>> BEGIN The records

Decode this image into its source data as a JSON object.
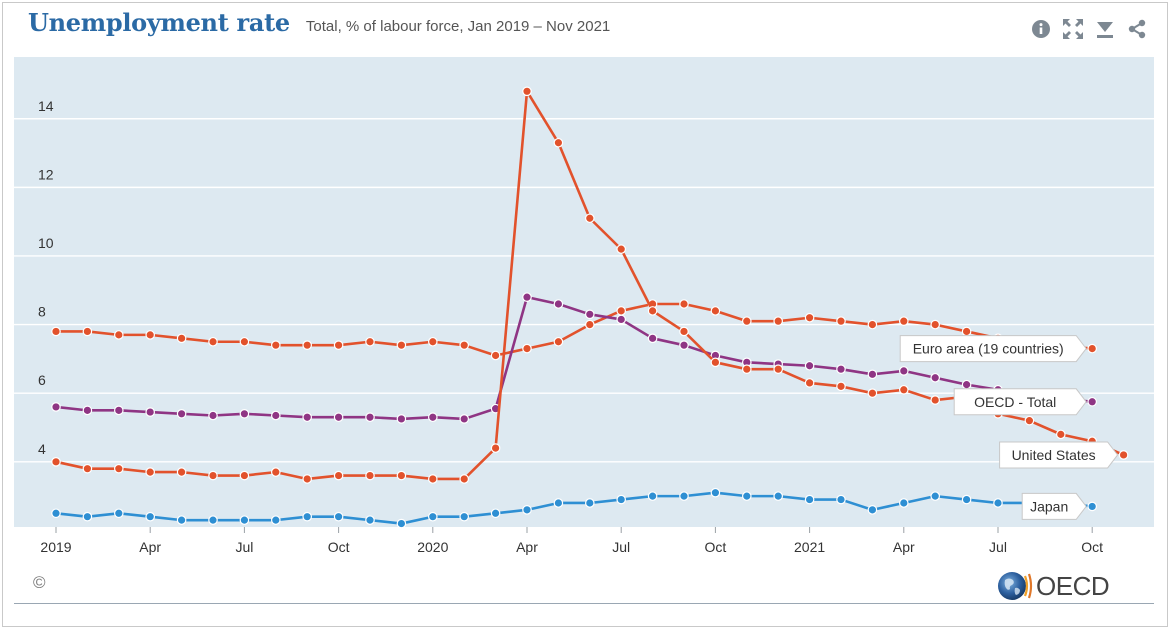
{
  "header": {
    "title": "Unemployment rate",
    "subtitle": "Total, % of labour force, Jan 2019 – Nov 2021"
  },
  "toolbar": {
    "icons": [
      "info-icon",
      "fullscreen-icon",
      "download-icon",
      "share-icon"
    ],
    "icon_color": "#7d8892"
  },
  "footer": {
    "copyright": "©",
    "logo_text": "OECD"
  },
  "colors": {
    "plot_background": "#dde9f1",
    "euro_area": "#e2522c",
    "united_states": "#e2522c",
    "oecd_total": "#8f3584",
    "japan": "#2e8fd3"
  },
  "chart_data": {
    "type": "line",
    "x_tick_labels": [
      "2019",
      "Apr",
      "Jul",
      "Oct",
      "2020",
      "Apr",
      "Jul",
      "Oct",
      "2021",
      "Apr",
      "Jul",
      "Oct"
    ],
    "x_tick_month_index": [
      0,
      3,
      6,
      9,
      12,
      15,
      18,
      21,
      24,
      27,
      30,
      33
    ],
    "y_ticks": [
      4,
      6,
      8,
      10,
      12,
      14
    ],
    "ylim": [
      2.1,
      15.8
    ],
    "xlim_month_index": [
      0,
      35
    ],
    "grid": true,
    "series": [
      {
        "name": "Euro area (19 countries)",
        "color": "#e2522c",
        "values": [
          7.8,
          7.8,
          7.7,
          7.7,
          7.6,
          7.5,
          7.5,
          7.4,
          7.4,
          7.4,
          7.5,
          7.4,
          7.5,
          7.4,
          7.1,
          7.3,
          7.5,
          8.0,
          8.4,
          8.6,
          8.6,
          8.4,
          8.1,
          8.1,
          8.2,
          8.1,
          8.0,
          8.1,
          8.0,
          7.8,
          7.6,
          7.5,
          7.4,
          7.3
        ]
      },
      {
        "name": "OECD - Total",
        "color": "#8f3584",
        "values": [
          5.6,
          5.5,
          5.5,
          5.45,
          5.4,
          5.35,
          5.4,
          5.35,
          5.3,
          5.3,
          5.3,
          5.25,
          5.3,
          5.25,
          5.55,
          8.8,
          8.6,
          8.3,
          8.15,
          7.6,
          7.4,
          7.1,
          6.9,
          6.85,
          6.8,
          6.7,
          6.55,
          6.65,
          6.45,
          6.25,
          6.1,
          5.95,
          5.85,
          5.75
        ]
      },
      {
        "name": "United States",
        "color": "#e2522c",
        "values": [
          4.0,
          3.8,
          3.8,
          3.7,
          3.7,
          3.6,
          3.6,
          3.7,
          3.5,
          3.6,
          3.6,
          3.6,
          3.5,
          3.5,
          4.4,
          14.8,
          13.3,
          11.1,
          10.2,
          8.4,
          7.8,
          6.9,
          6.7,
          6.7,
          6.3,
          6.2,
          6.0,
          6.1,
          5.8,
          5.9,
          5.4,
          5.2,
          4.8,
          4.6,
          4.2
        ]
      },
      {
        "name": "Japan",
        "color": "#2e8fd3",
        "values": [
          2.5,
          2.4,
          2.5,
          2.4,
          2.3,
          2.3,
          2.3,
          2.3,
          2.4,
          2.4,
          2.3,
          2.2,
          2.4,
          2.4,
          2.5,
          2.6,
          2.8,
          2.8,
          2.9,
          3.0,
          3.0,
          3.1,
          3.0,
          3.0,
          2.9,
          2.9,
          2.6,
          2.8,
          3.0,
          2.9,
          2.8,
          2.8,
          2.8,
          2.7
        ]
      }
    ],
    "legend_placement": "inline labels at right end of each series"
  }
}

>> END The records
>> BEGIN The records

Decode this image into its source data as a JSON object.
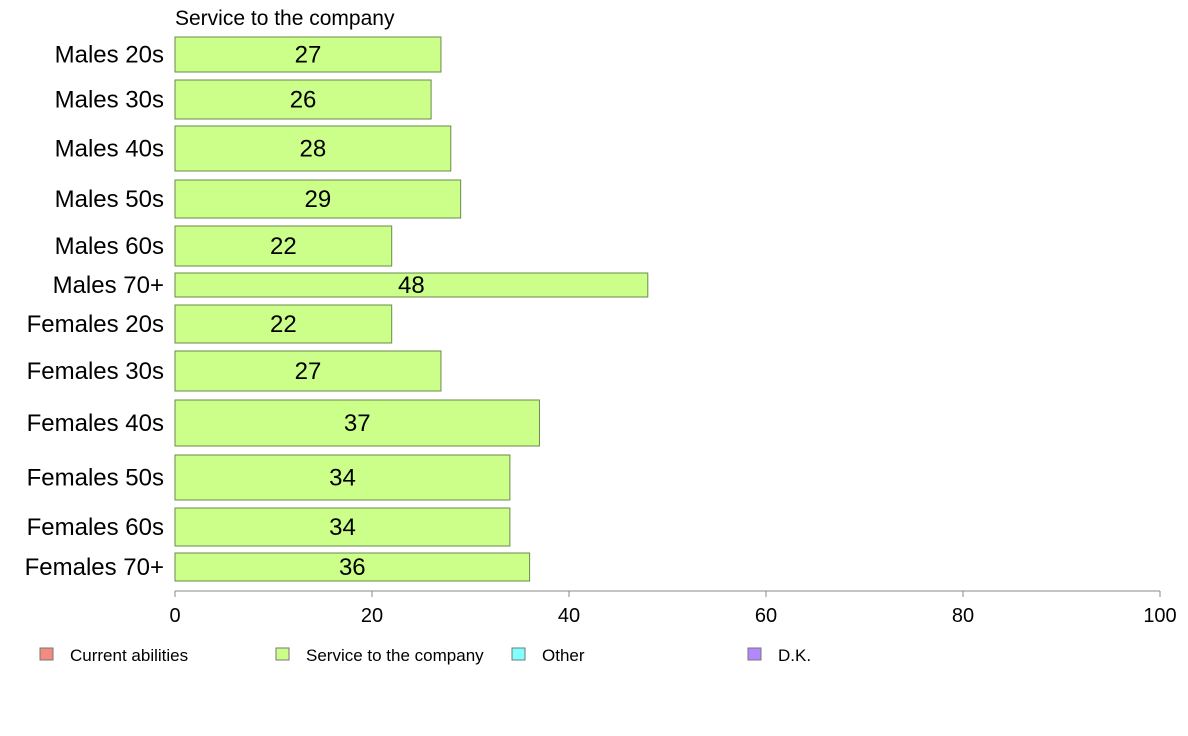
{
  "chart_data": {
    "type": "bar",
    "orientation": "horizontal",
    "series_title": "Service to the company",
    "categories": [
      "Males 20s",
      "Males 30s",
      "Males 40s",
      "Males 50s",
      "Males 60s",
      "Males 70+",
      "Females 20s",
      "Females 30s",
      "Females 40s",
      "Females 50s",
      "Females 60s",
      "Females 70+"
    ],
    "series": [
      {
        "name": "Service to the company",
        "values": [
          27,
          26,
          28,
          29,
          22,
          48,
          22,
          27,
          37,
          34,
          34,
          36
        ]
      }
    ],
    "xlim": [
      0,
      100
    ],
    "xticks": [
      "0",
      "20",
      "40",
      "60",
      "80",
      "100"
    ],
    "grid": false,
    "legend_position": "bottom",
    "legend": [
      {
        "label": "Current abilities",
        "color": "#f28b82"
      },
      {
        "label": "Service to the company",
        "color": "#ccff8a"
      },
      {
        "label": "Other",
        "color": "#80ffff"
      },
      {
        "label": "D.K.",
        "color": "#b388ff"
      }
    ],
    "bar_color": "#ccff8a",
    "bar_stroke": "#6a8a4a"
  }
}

>> END The records
>> BEGIN The records

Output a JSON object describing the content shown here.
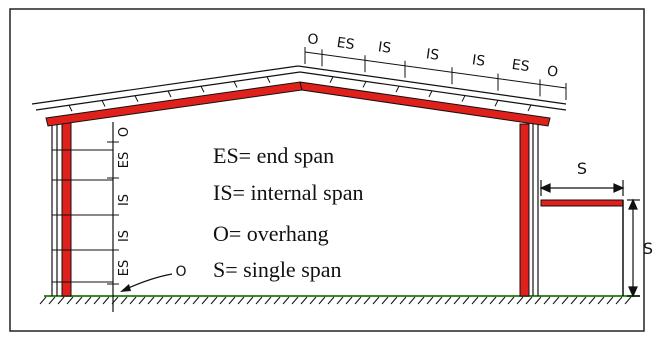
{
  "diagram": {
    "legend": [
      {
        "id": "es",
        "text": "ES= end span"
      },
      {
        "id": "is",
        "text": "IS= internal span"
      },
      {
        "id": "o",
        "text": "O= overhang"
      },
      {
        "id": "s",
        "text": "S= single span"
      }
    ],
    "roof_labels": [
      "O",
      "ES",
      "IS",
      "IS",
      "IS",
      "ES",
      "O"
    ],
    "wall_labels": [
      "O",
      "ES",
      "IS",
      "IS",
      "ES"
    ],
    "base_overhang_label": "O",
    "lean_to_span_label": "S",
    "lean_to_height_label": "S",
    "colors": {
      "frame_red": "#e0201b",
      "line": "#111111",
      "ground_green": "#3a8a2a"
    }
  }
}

>> END The records

- [Exercise objective] Copy and report every line where the word "name" is present.

- [Answer to this problem]
        "name": "Euro area (19 countries)",
        "name": "OECD - Total",
        "name": "United States",
        "name": "Japan",
        "name": "Service to the company",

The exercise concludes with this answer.